[Collected data]
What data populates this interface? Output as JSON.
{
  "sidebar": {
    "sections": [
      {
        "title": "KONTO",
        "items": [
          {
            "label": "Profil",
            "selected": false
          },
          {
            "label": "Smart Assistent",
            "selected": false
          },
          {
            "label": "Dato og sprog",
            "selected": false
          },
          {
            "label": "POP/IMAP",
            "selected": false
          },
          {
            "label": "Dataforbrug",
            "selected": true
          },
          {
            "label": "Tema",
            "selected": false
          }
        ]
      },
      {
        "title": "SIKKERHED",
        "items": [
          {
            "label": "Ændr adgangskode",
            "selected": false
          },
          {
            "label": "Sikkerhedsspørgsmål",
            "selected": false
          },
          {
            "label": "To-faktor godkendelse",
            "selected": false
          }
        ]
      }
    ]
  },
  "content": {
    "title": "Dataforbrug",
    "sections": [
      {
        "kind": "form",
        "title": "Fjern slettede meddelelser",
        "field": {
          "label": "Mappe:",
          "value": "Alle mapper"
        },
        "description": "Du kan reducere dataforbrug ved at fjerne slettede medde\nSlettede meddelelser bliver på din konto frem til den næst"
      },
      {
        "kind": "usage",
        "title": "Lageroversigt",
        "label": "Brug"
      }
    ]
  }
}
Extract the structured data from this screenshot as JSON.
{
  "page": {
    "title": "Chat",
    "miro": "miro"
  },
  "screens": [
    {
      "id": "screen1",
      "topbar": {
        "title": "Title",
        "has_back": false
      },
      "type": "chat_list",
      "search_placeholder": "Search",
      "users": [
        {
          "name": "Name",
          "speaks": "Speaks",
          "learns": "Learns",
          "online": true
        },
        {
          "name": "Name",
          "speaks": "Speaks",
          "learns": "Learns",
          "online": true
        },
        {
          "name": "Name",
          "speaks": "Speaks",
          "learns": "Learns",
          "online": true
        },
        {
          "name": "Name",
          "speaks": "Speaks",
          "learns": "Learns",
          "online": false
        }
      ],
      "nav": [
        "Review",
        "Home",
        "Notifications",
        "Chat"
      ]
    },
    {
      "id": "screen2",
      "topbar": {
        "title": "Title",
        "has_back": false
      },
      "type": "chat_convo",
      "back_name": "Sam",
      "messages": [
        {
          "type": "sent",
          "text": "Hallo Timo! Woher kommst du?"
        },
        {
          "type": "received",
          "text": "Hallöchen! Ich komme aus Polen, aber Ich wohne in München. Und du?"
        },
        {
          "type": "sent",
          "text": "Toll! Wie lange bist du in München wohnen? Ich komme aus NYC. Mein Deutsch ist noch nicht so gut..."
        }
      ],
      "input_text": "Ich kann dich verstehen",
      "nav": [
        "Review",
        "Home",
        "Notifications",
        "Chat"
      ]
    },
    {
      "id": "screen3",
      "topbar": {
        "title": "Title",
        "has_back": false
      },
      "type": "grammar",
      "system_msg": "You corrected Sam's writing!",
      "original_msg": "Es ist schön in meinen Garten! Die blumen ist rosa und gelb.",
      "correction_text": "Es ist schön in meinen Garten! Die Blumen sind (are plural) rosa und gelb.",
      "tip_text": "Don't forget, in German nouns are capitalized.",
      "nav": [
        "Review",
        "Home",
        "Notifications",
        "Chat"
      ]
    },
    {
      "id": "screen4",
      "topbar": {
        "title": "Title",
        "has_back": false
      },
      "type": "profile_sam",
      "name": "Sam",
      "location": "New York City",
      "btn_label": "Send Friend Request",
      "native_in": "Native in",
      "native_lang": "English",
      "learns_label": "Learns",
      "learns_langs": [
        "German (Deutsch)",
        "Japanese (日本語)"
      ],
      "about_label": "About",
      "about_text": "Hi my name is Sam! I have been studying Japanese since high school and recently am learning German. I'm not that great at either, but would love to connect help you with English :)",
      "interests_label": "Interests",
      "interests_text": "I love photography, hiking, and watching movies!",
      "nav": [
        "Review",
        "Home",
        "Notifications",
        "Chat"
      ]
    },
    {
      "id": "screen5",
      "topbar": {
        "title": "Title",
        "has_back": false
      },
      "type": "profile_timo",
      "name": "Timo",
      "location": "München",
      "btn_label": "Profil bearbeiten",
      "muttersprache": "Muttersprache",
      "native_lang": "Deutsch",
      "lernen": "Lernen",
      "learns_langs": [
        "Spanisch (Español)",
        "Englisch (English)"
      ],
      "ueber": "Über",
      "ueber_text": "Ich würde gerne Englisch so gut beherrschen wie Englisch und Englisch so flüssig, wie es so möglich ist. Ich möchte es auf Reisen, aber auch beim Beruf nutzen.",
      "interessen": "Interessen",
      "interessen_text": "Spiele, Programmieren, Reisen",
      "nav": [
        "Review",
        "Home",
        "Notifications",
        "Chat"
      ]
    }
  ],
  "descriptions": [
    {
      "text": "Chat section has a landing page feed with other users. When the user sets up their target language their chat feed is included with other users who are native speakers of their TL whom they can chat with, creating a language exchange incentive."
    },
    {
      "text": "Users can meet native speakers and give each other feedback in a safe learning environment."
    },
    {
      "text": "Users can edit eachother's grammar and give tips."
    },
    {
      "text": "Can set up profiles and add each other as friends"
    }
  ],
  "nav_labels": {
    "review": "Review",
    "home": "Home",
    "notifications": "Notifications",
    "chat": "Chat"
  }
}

◆ **DO THIS**
Extract the full listing and reproduce each line exactly.

◆ **OUTPUT FOR THIS TASK**
What data populates this interface? Output as JSON.
{
  "sidebar": {
    "sections": [
      {
        "title": "KONTO",
        "items": [
          {
            "label": "Profil",
            "selected": false
          },
          {
            "label": "Smart Assistent",
            "selected": false
          },
          {
            "label": "Dato og sprog",
            "selected": false
          },
          {
            "label": "POP/IMAP",
            "selected": false
          },
          {
            "label": "Dataforbrug",
            "selected": true
          },
          {
            "label": "Tema",
            "selected": false
          }
        ]
      },
      {
        "title": "SIKKERHED",
        "items": [
          {
            "label": "Ændr adgangskode",
            "selected": false
          },
          {
            "label": "Sikkerhedsspørgsmål",
            "selected": false
          },
          {
            "label": "To-faktor godkendelse",
            "selected": false
          }
        ]
      }
    ]
  },
  "content": {
    "title": "Dataforbrug",
    "sections": [
      {
        "kind": "form",
        "title": "Fjern slettede meddelelser",
        "field": {
          "label": "Mappe:",
          "value": "Alle mapper"
        },
        "description": "Du kan reducere dataforbrug ved at fjerne slettede medde\nSlettede meddelelser bliver på din konto frem til den næst"
      },
      {
        "kind": "usage",
        "title": "Lageroversigt",
        "label": "Brug"
      }
    ]
  }
}
Extract the structured data from this screenshot as JSON.
{
  "page": {
    "title": "Chat",
    "miro": "miro"
  },
  "screens": [
    {
      "id": "screen1",
      "topbar": {
        "title": "Title",
        "has_back": false
      },
      "type": "chat_list",
      "search_placeholder": "Search",
      "users": [
        {
          "name": "Name",
          "speaks": "Speaks",
          "learns": "Learns",
          "online": true
        },
        {
          "name": "Name",
          "speaks": "Speaks",
          "learns": "Learns",
          "online": true
        },
        {
          "name": "Name",
          "speaks": "Speaks",
          "learns": "Learns",
          "online": true
        },
        {
          "name": "Name",
          "speaks": "Speaks",
          "learns": "Learns",
          "online": false
        }
      ],
      "nav": [
        "Review",
        "Home",
        "Notifications",
        "Chat"
      ]
    },
    {
      "id": "screen2",
      "topbar": {
        "title": "Title",
        "has_back": false
      },
      "type": "chat_convo",
      "back_name": "Sam",
      "messages": [
        {
          "type": "sent",
          "text": "Hallo Timo! Woher kommst du?"
        },
        {
          "type": "received",
          "text": "Hallöchen! Ich komme aus Polen, aber Ich wohne in München. Und du?"
        },
        {
          "type": "sent",
          "text": "Toll! Wie lange bist du in München wohnen? Ich komme aus NYC. Mein Deutsch ist noch nicht so gut..."
        }
      ],
      "input_text": "Ich kann dich verstehen",
      "nav": [
        "Review",
        "Home",
        "Notifications",
        "Chat"
      ]
    },
    {
      "id": "screen3",
      "topbar": {
        "title": "Title",
        "has_back": false
      },
      "type": "grammar",
      "system_msg": "You corrected Sam's writing!",
      "original_msg": "Es ist schön in meinen Garten! Die blumen ist rosa und gelb.",
      "correction_text": "Es ist schön in meinen Garten! Die Blumen sind (are plural) rosa und gelb.",
      "tip_text": "Don't forget, in German nouns are capitalized.",
      "nav": [
        "Review",
        "Home",
        "Notifications",
        "Chat"
      ]
    },
    {
      "id": "screen4",
      "topbar": {
        "title": "Title",
        "has_back": false
      },
      "type": "profile_sam",
      "name": "Sam",
      "location": "New York City",
      "btn_label": "Send Friend Request",
      "native_in": "Native in",
      "native_lang": "English",
      "learns_label": "Learns",
      "learns_langs": [
        "German (Deutsch)",
        "Japanese (日本語)"
      ],
      "about_label": "About",
      "about_text": "Hi my name is Sam! I have been studying Japanese since high school and recently am learning German. I'm not that great at either, but would love to connect help you with English :)",
      "interests_label": "Interests",
      "interests_text": "I love photography, hiking, and watching movies!",
      "nav": [
        "Review",
        "Home",
        "Notifications",
        "Chat"
      ]
    },
    {
      "id": "screen5",
      "topbar": {
        "title": "Title",
        "has_back": false
      },
      "type": "profile_timo",
      "name": "Timo",
      "location": "München",
      "btn_label": "Profil bearbeiten",
      "muttersprache": "Muttersprache",
      "native_lang": "Deutsch",
      "lernen": "Lernen",
      "learns_langs": [
        "Spanisch (Español)",
        "Englisch (English)"
      ],
      "ueber": "Über",
      "ueber_text": "Ich würde gerne Englisch so gut beherrschen wie Englisch und Englisch so flüssig, wie es so möglich ist. Ich möchte es auf Reisen, aber auch beim Beruf nutzen.",
      "interessen": "Interessen",
      "interessen_text": "Spiele, Programmieren, Reisen",
      "nav": [
        "Review",
        "Home",
        "Notifications",
        "Chat"
      ]
    }
  ],
  "descriptions": [
    {
      "text": "Chat section has a landing page feed with other users. When the user sets up their target language their chat feed is included with other users who are native speakers of their TL whom they can chat with, creating a language exchange incentive."
    },
    {
      "text": "Users can meet native speakers and give each other feedback in a safe learning environment."
    },
    {
      "text": "Users can edit eachother's grammar and give tips."
    },
    {
      "text": "Can set up profiles and add each other as friends"
    }
  ],
  "nav_labels": {
    "review": "Review",
    "home": "Home",
    "notifications": "Notifications",
    "chat": "Chat"
  }
}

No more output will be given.